WHAT YOU NEED TO DO — Below is a block of records; repeat all of them exactly.

BEGIN DATA IN THIS EXERCISE

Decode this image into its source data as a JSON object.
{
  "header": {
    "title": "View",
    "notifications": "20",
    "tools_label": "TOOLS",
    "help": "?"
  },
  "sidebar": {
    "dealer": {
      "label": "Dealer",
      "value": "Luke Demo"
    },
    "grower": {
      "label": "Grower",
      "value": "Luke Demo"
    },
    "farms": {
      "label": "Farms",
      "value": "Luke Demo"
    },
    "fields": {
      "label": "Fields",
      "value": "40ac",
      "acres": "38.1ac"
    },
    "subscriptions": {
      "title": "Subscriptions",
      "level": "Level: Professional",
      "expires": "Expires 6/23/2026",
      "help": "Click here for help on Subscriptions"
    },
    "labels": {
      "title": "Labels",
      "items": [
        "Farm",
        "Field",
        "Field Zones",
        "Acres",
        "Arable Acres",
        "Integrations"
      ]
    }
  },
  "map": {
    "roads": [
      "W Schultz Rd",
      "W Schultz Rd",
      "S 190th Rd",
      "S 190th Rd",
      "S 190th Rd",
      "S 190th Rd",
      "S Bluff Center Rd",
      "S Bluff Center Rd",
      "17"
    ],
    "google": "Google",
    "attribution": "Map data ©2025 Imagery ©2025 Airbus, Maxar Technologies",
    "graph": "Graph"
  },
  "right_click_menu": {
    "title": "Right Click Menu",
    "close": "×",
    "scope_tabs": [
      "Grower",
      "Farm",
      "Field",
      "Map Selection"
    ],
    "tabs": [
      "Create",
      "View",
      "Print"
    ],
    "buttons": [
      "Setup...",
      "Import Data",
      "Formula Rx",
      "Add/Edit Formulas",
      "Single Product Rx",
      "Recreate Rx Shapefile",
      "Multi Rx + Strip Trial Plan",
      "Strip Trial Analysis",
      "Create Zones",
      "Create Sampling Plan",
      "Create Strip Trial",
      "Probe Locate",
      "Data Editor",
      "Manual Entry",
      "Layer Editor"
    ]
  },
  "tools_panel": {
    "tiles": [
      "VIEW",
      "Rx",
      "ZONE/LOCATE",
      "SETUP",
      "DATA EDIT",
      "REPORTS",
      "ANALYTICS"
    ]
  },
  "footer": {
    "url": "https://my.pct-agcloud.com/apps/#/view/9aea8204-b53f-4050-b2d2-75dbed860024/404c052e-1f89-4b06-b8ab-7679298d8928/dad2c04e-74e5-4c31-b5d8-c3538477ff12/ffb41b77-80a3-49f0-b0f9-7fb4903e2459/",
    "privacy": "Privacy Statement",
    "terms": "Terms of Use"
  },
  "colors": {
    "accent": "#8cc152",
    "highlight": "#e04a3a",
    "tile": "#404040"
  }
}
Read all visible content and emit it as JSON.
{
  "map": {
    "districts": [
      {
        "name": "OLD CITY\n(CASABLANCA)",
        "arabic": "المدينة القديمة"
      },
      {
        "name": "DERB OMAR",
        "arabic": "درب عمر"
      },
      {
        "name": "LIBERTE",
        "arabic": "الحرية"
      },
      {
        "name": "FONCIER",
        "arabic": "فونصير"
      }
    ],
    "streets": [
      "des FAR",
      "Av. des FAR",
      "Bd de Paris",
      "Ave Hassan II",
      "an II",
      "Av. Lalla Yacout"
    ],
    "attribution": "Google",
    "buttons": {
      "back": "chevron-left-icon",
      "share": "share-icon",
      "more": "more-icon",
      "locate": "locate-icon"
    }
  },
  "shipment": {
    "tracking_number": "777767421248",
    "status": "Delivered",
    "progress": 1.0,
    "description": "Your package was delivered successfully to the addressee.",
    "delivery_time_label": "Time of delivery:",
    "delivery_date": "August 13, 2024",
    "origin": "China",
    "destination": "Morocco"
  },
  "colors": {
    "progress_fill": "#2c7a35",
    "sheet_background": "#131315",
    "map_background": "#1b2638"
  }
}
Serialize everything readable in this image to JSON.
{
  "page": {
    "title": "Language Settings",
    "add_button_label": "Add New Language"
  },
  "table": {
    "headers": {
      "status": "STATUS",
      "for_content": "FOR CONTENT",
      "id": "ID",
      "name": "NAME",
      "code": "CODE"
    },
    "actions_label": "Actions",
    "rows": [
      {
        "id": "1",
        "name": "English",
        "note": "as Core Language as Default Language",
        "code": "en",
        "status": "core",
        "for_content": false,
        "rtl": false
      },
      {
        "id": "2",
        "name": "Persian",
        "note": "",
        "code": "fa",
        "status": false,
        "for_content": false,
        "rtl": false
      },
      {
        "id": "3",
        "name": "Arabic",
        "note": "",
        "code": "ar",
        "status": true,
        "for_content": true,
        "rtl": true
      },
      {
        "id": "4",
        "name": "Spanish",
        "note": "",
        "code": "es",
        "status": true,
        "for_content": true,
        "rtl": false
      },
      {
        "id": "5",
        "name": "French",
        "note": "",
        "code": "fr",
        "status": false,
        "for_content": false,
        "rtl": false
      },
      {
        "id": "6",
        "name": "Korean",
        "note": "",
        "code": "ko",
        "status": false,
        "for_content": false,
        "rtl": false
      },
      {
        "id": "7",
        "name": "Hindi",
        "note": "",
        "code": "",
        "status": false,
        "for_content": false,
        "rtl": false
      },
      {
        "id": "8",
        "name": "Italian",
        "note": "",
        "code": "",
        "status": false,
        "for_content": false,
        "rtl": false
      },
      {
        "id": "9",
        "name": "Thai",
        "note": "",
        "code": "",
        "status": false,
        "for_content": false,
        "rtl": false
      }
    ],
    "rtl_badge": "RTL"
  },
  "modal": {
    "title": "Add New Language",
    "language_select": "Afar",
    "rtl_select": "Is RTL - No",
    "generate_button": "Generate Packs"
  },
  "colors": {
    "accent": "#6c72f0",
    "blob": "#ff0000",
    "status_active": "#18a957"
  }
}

END DATA IN THIS EXERCISE

TASK OUTPUT —
Decode this image into its source data as a JSON object.
{
  "header": {
    "title": "View",
    "notifications": "20",
    "tools_label": "TOOLS",
    "help": "?"
  },
  "sidebar": {
    "dealer": {
      "label": "Dealer",
      "value": "Luke Demo"
    },
    "grower": {
      "label": "Grower",
      "value": "Luke Demo"
    },
    "farms": {
      "label": "Farms",
      "value": "Luke Demo"
    },
    "fields": {
      "label": "Fields",
      "value": "40ac",
      "acres": "38.1ac"
    },
    "subscriptions": {
      "title": "Subscriptions",
      "level": "Level: Professional",
      "expires": "Expires 6/23/2026",
      "help": "Click here for help on Subscriptions"
    },
    "labels": {
      "title": "Labels",
      "items": [
        "Farm",
        "Field",
        "Field Zones",
        "Acres",
        "Arable Acres",
        "Integrations"
      ]
    }
  },
  "map": {
    "roads": [
      "W Schultz Rd",
      "W Schultz Rd",
      "S 190th Rd",
      "S 190th Rd",
      "S 190th Rd",
      "S 190th Rd",
      "S Bluff Center Rd",
      "S Bluff Center Rd",
      "17"
    ],
    "google": "Google",
    "attribution": "Map data ©2025 Imagery ©2025 Airbus, Maxar Technologies",
    "graph": "Graph"
  },
  "right_click_menu": {
    "title": "Right Click Menu",
    "close": "×",
    "scope_tabs": [
      "Grower",
      "Farm",
      "Field",
      "Map Selection"
    ],
    "tabs": [
      "Create",
      "View",
      "Print"
    ],
    "buttons": [
      "Setup...",
      "Import Data",
      "Formula Rx",
      "Add/Edit Formulas",
      "Single Product Rx",
      "Recreate Rx Shapefile",
      "Multi Rx + Strip Trial Plan",
      "Strip Trial Analysis",
      "Create Zones",
      "Create Sampling Plan",
      "Create Strip Trial",
      "Probe Locate",
      "Data Editor",
      "Manual Entry",
      "Layer Editor"
    ]
  },
  "tools_panel": {
    "tiles": [
      "VIEW",
      "Rx",
      "ZONE/LOCATE",
      "SETUP",
      "DATA EDIT",
      "REPORTS",
      "ANALYTICS"
    ]
  },
  "footer": {
    "url": "https://my.pct-agcloud.com/apps/#/view/9aea8204-b53f-4050-b2d2-75dbed860024/404c052e-1f89-4b06-b8ab-7679298d8928/dad2c04e-74e5-4c31-b5d8-c3538477ff12/ffb41b77-80a3-49f0-b0f9-7fb4903e2459/",
    "privacy": "Privacy Statement",
    "terms": "Terms of Use"
  },
  "colors": {
    "accent": "#8cc152",
    "highlight": "#e04a3a",
    "tile": "#404040"
  }
}
Read all visible content and emit it as JSON.
{
  "map": {
    "districts": [
      {
        "name": "OLD CITY\n(CASABLANCA)",
        "arabic": "المدينة القديمة"
      },
      {
        "name": "DERB OMAR",
        "arabic": "درب عمر"
      },
      {
        "name": "LIBERTE",
        "arabic": "الحرية"
      },
      {
        "name": "FONCIER",
        "arabic": "فونصير"
      }
    ],
    "streets": [
      "des FAR",
      "Av. des FAR",
      "Bd de Paris",
      "Ave Hassan II",
      "an II",
      "Av. Lalla Yacout"
    ],
    "attribution": "Google",
    "buttons": {
      "back": "chevron-left-icon",
      "share": "share-icon",
      "more": "more-icon",
      "locate": "locate-icon"
    }
  },
  "shipment": {
    "tracking_number": "777767421248",
    "status": "Delivered",
    "progress": 1.0,
    "description": "Your package was delivered successfully to the addressee.",
    "delivery_time_label": "Time of delivery:",
    "delivery_date": "August 13, 2024",
    "origin": "China",
    "destination": "Morocco"
  },
  "colors": {
    "progress_fill": "#2c7a35",
    "sheet_background": "#131315",
    "map_background": "#1b2638"
  }
}
Serialize everything readable in this image to JSON.
{
  "page": {
    "title": "Language Settings",
    "add_button_label": "Add New Language"
  },
  "table": {
    "headers": {
      "status": "STATUS",
      "for_content": "FOR CONTENT",
      "id": "ID",
      "name": "NAME",
      "code": "CODE"
    },
    "actions_label": "Actions",
    "rows": [
      {
        "id": "1",
        "name": "English",
        "note": "as Core Language as Default Language",
        "code": "en",
        "status": "core",
        "for_content": false,
        "rtl": false
      },
      {
        "id": "2",
        "name": "Persian",
        "note": "",
        "code": "fa",
        "status": false,
        "for_content": false,
        "rtl": false
      },
      {
        "id": "3",
        "name": "Arabic",
        "note": "",
        "code": "ar",
        "status": true,
        "for_content": true,
        "rtl": true
      },
      {
        "id": "4",
        "name": "Spanish",
        "note": "",
        "code": "es",
        "status": true,
        "for_content": true,
        "rtl": false
      },
      {
        "id": "5",
        "name": "French",
        "note": "",
        "code": "fr",
        "status": false,
        "for_content": false,
        "rtl": false
      },
      {
        "id": "6",
        "name": "Korean",
        "note": "",
        "code": "ko",
        "status": false,
        "for_content": false,
        "rtl": false
      },
      {
        "id": "7",
        "name": "Hindi",
        "note": "",
        "code": "",
        "status": false,
        "for_content": false,
        "rtl": false
      },
      {
        "id": "8",
        "name": "Italian",
        "note": "",
        "code": "",
        "status": false,
        "for_content": false,
        "rtl": false
      },
      {
        "id": "9",
        "name": "Thai",
        "note": "",
        "code": "",
        "status": false,
        "for_content": false,
        "rtl": false
      }
    ],
    "rtl_badge": "RTL"
  },
  "modal": {
    "title": "Add New Language",
    "language_select": "Afar",
    "rtl_select": "Is RTL - No",
    "generate_button": "Generate Packs"
  },
  "colors": {
    "accent": "#6c72f0",
    "blob": "#ff0000",
    "status_active": "#18a957"
  }
}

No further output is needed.